▸ Saved data entries
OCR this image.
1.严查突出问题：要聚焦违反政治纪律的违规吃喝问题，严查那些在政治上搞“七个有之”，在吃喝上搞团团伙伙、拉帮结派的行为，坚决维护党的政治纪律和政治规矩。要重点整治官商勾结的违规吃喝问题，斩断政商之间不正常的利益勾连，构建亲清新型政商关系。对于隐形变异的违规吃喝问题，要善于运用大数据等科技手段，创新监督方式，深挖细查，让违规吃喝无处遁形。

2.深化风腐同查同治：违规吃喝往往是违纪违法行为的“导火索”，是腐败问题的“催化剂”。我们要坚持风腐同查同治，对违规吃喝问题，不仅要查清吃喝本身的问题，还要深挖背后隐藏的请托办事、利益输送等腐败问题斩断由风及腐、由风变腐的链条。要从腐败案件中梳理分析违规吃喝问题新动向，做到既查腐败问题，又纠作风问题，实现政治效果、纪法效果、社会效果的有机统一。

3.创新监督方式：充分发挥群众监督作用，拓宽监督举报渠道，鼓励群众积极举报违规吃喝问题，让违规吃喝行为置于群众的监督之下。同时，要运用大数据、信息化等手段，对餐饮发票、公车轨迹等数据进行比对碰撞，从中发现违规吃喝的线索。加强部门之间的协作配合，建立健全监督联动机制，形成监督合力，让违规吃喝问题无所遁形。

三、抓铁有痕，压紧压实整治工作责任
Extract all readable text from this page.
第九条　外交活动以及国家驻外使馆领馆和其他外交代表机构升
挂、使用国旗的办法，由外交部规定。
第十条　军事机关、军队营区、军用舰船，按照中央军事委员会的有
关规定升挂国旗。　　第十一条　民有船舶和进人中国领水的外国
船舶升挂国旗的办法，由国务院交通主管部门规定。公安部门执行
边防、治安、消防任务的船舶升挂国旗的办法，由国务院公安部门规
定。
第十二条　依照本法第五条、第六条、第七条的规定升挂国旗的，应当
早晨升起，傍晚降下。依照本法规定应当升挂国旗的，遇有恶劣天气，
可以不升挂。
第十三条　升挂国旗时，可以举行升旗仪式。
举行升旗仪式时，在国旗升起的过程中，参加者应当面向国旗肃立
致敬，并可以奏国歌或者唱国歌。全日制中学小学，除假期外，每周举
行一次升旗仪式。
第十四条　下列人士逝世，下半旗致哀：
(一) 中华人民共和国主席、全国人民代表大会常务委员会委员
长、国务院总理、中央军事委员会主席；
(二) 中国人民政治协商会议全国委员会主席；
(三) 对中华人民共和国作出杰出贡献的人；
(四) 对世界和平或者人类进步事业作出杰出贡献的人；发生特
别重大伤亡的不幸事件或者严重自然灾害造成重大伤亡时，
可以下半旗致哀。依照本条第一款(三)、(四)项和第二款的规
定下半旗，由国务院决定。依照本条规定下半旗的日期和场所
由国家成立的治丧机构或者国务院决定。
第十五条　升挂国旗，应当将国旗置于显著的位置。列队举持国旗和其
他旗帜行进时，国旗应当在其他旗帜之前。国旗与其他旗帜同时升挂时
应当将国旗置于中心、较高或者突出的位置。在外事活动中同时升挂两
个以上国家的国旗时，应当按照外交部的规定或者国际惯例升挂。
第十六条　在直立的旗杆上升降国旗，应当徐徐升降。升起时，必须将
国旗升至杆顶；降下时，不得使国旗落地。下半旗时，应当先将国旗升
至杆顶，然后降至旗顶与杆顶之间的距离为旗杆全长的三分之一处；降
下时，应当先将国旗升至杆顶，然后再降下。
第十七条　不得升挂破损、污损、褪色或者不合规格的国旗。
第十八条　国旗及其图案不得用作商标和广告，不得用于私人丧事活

▸ WRITTEN PROBLEM
Gather, from the listing above, every line carrying the word "创新监督方式".

▸ ANSWER TO THE EXERCISE
1.严查突出问题：要聚焦违反政治纪律的违规吃喝问题，严查那些在政治上搞“七个有之”，在吃喝上搞团团伙伙、拉帮结派的行为，坚决维护党的政治纪律和政治规矩。要重点整治官商勾结的违规吃喝问题，斩断政商之间不正常的利益勾连，构建亲清新型政商关系。对于隐形变异的违规吃喝问题，要善于运用大数据等科技手段，创新监督方式，深挖细查，让违规吃喝无处遁形。
3.创新监督方式：充分发挥群众监督作用，拓宽监督举报渠道，鼓励群众积极举报违规吃喝问题，让违规吃喝行为置于群众的监督之下。同时，要运用大数据、信息化等手段，对餐饮发票、公车轨迹等数据进行比对碰撞，从中发现违规吃喝的线索。加强部门之间的协作配合，建立健全监督联动机制，形成监督合力，让违规吃喝问题无所遁形。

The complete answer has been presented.